= PROMPT =
Will you transcribe the entries that follow, exactly and in full?

[Stored items from a collection]

- - - - - - -

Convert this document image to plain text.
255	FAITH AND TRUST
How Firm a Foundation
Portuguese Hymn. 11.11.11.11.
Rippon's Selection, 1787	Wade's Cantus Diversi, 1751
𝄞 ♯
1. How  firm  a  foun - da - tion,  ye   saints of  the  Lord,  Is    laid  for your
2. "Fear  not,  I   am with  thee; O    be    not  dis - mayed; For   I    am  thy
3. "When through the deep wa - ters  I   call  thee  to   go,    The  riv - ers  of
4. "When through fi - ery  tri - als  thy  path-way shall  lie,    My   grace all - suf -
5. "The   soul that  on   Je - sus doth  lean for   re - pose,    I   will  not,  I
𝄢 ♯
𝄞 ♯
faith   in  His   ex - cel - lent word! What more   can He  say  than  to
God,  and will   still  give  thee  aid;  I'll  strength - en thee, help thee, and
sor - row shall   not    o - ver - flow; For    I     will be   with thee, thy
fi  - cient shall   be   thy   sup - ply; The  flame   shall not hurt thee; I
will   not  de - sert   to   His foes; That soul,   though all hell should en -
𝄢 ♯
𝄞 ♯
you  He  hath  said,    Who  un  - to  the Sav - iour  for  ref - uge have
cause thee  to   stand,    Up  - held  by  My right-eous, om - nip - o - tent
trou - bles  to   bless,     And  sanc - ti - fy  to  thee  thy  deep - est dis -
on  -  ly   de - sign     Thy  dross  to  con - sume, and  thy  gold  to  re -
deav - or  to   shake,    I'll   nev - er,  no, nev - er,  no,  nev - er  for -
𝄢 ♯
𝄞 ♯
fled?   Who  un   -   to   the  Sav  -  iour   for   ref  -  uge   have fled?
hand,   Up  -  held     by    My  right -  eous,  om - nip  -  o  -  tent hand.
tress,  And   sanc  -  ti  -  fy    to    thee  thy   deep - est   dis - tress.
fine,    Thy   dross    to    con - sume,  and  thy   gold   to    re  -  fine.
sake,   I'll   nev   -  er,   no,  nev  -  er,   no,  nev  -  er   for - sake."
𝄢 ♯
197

- - - - - - -

= TASK OUTPUT =
Convert this document image to plain text.
255	FAITH AND TRUST
How Firm a Foundation
Portuguese Hymn. 11.11.11.11.
Rippon's Selection, 1787	Wade's Cantus Diversi, 1751
𝄞 ♯
1. How  firm  a  foun - da - tion,  ye   saints of  the  Lord,  Is    laid  for your
2. "Fear  not,  I   am with  thee; O    be    not  dis - mayed; For   I    am  thy
3. "When through the deep wa - ters  I   call  thee  to   go,    The  riv - ers  of
4. "When through fi - ery  tri - als  thy  path-way shall  lie,    My   grace all - suf -
5. "The   soul that  on   Je - sus doth  lean for   re - pose,    I   will  not,  I
𝄢 ♯
𝄞 ♯
faith   in  His   ex - cel - lent word! What more   can He  say  than  to
God,  and will   still  give  thee  aid;  I'll  strength - en thee, help thee, and
sor - row shall   not    o - ver - flow; For    I     will be   with thee, thy
fi  - cient shall   be   thy   sup - ply; The  flame   shall not hurt thee; I
will   not  de - sert   to   His foes; That soul,   though all hell should en -
𝄢 ♯
𝄞 ♯
you  He  hath  said,    Who  un  - to  the Sav - iour  for  ref - uge have
cause thee  to   stand,    Up  - held  by  My right-eous, om - nip - o - tent
trou - bles  to   bless,     And  sanc - ti - fy  to  thee  thy  deep - est dis -
on  -  ly   de - sign     Thy  dross  to  con - sume, and  thy  gold  to  re -
deav - or  to   shake,    I'll   nev - er,  no, nev - er,  no,  nev - er  for -
𝄢 ♯
𝄞 ♯
fled?   Who  un   -   to   the  Sav  -  iour   for   ref  -  uge   have fled?
hand,   Up  -  held     by    My  right -  eous,  om - nip  -  o  -  tent hand.
tress,  And   sanc  -  ti  -  fy    to    thee  thy   deep - est   dis - tress.
fine,    Thy   dross    to    con - sume,  and  thy   gold   to    re  -  fine.
sake,   I'll   nev   -  er,   no,  nev  -  er,   no,  nev  -  er   for - sake."
𝄢 ♯
197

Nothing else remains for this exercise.